** Begin STORED DATA **

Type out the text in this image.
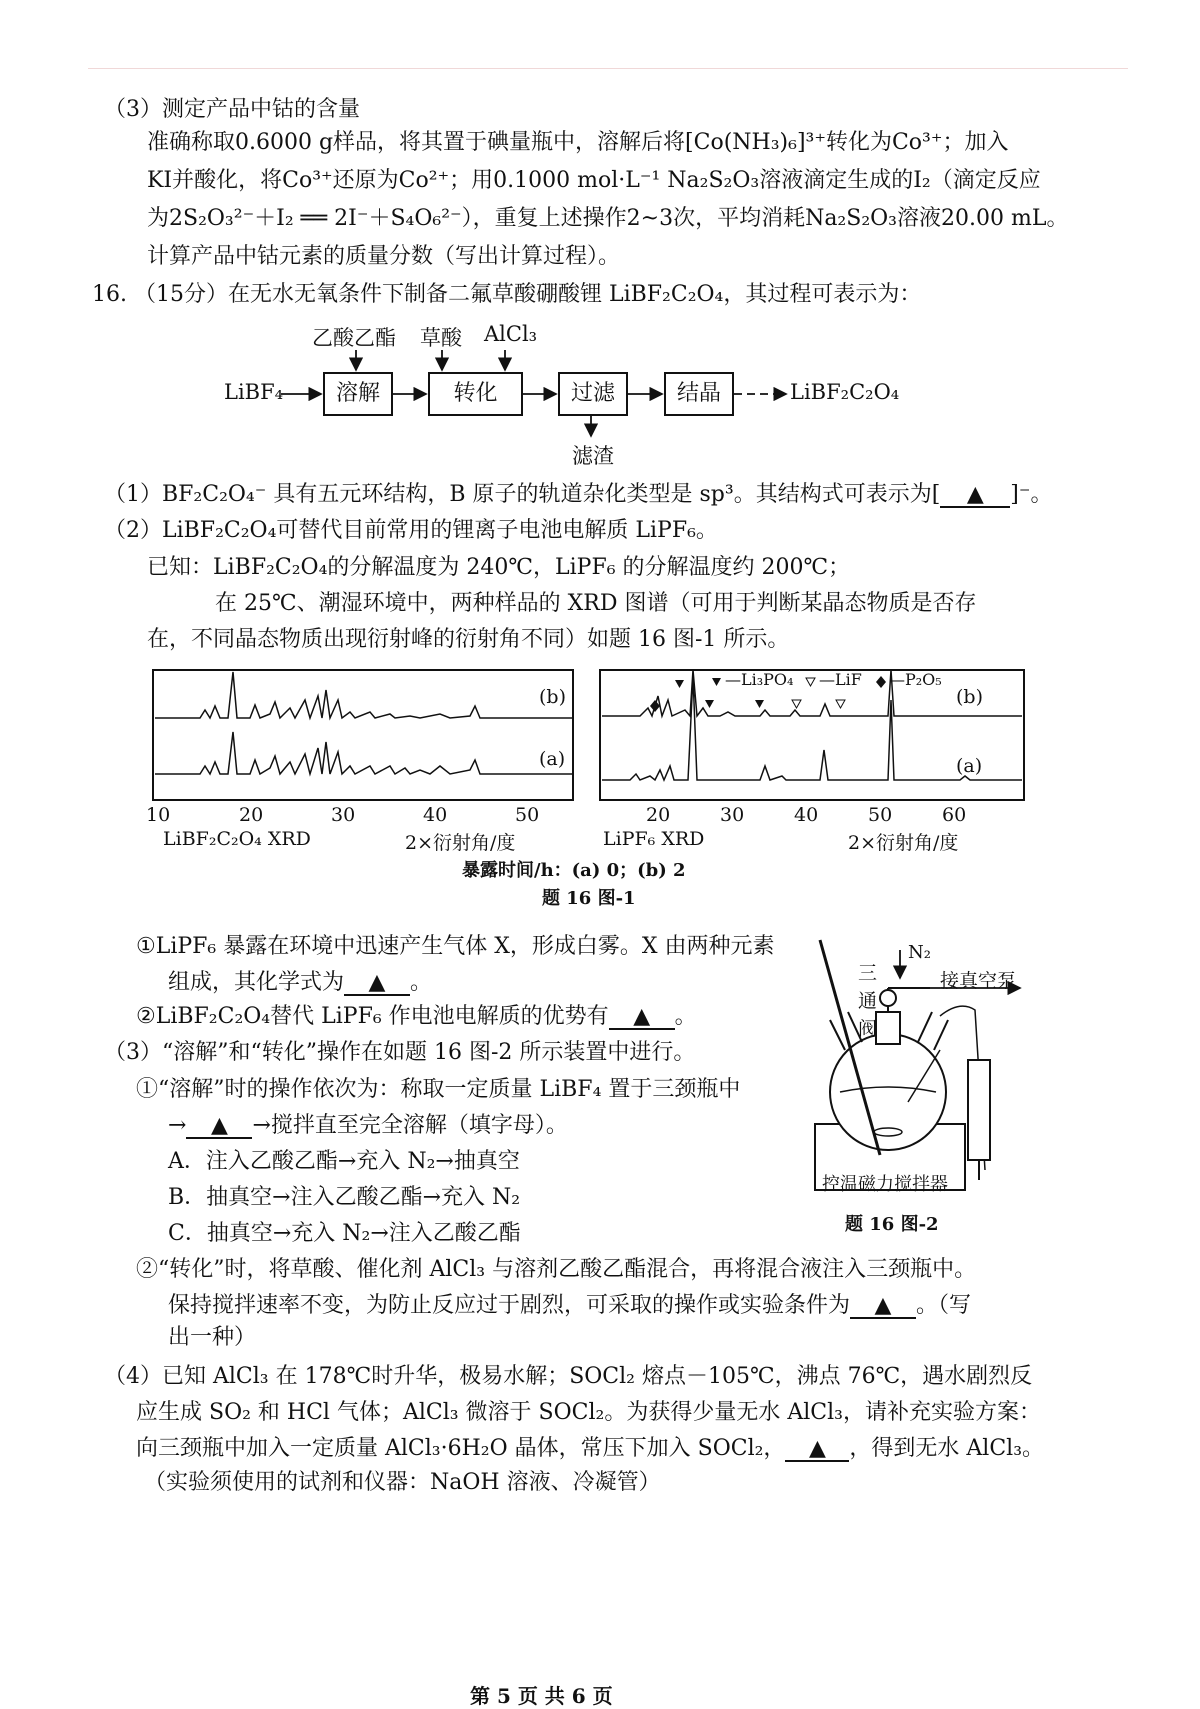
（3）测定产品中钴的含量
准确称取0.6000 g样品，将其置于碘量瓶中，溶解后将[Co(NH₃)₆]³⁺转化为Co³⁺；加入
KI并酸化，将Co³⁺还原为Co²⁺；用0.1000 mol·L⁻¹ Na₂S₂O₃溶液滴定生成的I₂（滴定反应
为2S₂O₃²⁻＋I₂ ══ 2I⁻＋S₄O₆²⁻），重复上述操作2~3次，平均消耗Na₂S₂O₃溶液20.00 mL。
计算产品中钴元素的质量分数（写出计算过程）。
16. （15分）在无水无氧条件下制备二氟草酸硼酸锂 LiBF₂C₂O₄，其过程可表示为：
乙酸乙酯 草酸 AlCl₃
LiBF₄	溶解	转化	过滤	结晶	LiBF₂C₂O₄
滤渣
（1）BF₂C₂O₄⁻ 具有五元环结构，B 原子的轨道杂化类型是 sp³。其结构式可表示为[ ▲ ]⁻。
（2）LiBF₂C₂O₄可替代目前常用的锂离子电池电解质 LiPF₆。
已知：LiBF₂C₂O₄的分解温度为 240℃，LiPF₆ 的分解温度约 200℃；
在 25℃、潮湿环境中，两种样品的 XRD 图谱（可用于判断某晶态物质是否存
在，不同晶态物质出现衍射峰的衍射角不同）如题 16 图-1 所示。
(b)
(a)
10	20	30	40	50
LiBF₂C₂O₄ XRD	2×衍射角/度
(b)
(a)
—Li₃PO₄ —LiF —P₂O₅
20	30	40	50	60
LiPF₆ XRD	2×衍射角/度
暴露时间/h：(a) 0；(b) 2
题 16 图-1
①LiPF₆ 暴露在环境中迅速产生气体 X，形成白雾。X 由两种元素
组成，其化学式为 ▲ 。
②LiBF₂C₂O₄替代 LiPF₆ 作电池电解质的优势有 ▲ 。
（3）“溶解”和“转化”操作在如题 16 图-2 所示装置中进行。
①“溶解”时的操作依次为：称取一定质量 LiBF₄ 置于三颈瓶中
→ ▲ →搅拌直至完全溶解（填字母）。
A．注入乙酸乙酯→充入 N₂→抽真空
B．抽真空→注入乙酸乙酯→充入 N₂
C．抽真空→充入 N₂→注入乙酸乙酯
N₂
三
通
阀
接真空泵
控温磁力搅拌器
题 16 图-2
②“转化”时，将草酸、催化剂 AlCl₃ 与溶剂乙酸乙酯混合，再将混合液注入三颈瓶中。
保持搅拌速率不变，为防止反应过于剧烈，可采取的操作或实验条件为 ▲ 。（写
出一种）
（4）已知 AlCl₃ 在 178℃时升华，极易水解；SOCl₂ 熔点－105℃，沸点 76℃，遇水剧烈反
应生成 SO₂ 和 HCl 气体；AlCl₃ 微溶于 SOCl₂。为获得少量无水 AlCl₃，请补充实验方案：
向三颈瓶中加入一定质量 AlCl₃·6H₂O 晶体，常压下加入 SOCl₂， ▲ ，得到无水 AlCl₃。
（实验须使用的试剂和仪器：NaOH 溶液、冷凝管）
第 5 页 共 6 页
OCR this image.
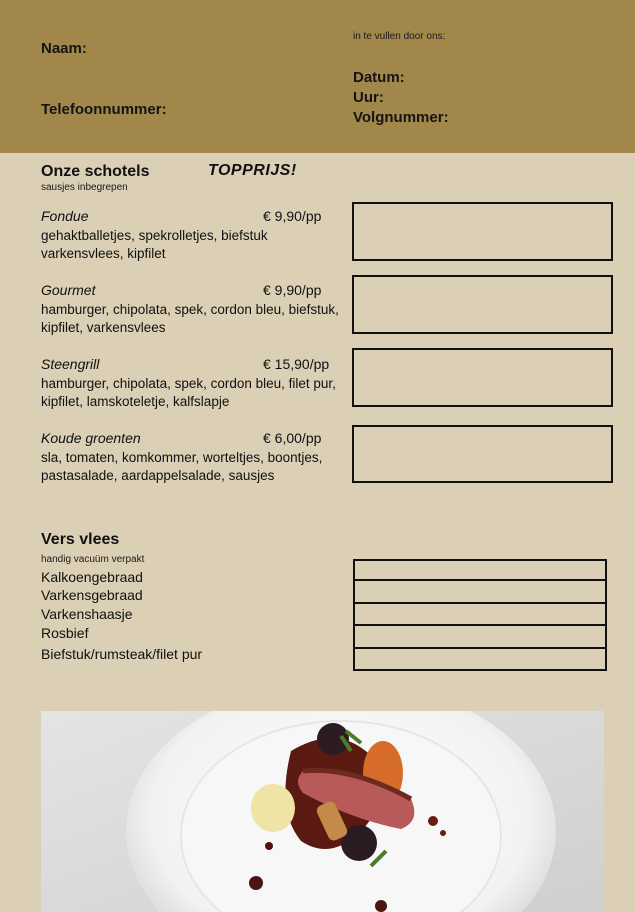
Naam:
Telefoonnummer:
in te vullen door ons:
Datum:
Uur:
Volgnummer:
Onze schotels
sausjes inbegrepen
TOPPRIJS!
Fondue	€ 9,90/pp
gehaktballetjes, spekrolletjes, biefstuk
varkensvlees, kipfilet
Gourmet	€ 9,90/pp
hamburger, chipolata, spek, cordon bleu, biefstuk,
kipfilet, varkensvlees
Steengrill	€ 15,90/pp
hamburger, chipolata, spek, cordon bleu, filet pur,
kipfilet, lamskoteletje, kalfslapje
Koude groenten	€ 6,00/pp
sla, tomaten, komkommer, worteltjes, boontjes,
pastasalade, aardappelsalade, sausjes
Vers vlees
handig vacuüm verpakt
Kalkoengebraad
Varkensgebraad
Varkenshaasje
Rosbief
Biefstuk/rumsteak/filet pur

** End STORED DATA **

§ **TASK BRIEF**: Output the lines above in full and exactly as given, omitting any pictures.

§ **SOLUTION FOR THIS PROBLEM**:
Type out the text in this image.
（3）测定产品中钴的含量
准确称取0.6000 g样品，将其置于碘量瓶中，溶解后将[Co(NH₃)₆]³⁺转化为Co³⁺；加入
KI并酸化，将Co³⁺还原为Co²⁺；用0.1000 mol·L⁻¹ Na₂S₂O₃溶液滴定生成的I₂（滴定反应
为2S₂O₃²⁻＋I₂ ══ 2I⁻＋S₄O₆²⁻），重复上述操作2~3次，平均消耗Na₂S₂O₃溶液20.00 mL。
计算产品中钴元素的质量分数（写出计算过程）。
16. （15分）在无水无氧条件下制备二氟草酸硼酸锂 LiBF₂C₂O₄，其过程可表示为：
乙酸乙酯 草酸 AlCl₃
LiBF₄	溶解	转化	过滤	结晶	LiBF₂C₂O₄
滤渣
（1）BF₂C₂O₄⁻ 具有五元环结构，B 原子的轨道杂化类型是 sp³。其结构式可表示为[ ▲ ]⁻。
（2）LiBF₂C₂O₄可替代目前常用的锂离子电池电解质 LiPF₆。
已知：LiBF₂C₂O₄的分解温度为 240℃，LiPF₆ 的分解温度约 200℃；
在 25℃、潮湿环境中，两种样品的 XRD 图谱（可用于判断某晶态物质是否存
在，不同晶态物质出现衍射峰的衍射角不同）如题 16 图-1 所示。
(b)
(a)
10	20	30	40	50
LiBF₂C₂O₄ XRD	2×衍射角/度
(b)
(a)
—Li₃PO₄ —LiF —P₂O₅
20	30	40	50	60
LiPF₆ XRD	2×衍射角/度
暴露时间/h：(a) 0；(b) 2
题 16 图-1
①LiPF₆ 暴露在环境中迅速产生气体 X，形成白雾。X 由两种元素
组成，其化学式为 ▲ 。
②LiBF₂C₂O₄替代 LiPF₆ 作电池电解质的优势有 ▲ 。
（3）“溶解”和“转化”操作在如题 16 图-2 所示装置中进行。
①“溶解”时的操作依次为：称取一定质量 LiBF₄ 置于三颈瓶中
→ ▲ →搅拌直至完全溶解（填字母）。
A．注入乙酸乙酯→充入 N₂→抽真空
B．抽真空→注入乙酸乙酯→充入 N₂
C．抽真空→充入 N₂→注入乙酸乙酯
N₂
三
通
阀
接真空泵
控温磁力搅拌器
题 16 图-2
②“转化”时，将草酸、催化剂 AlCl₃ 与溶剂乙酸乙酯混合，再将混合液注入三颈瓶中。
保持搅拌速率不变，为防止反应过于剧烈，可采取的操作或实验条件为 ▲ 。（写
出一种）
（4）已知 AlCl₃ 在 178℃时升华，极易水解；SOCl₂ 熔点－105℃，沸点 76℃，遇水剧烈反
应生成 SO₂ 和 HCl 气体；AlCl₃ 微溶于 SOCl₂。为获得少量无水 AlCl₃，请补充实验方案：
向三颈瓶中加入一定质量 AlCl₃·6H₂O 晶体，常压下加入 SOCl₂， ▲ ，得到无水 AlCl₃。
（实验须使用的试剂和仪器：NaOH 溶液、冷凝管）
第 5 页 共 6 页
OCR this image.
Naam:
Telefoonnummer:
in te vullen door ons:
Datum:
Uur:
Volgnummer:
Onze schotels
sausjes inbegrepen
TOPPRIJS!
Fondue	€ 9,90/pp
gehaktballetjes, spekrolletjes, biefstuk
varkensvlees, kipfilet
Gourmet	€ 9,90/pp
hamburger, chipolata, spek, cordon bleu, biefstuk,
kipfilet, varkensvlees
Steengrill	€ 15,90/pp
hamburger, chipolata, spek, cordon bleu, filet pur,
kipfilet, lamskoteletje, kalfslapje
Koude groenten	€ 6,00/pp
sla, tomaten, komkommer, worteltjes, boontjes,
pastasalade, aardappelsalade, sausjes
Vers vlees
handig vacuüm verpakt
Kalkoengebraad
Varkensgebraad
Varkenshaasje
Rosbief
Biefstuk/rumsteak/filet pur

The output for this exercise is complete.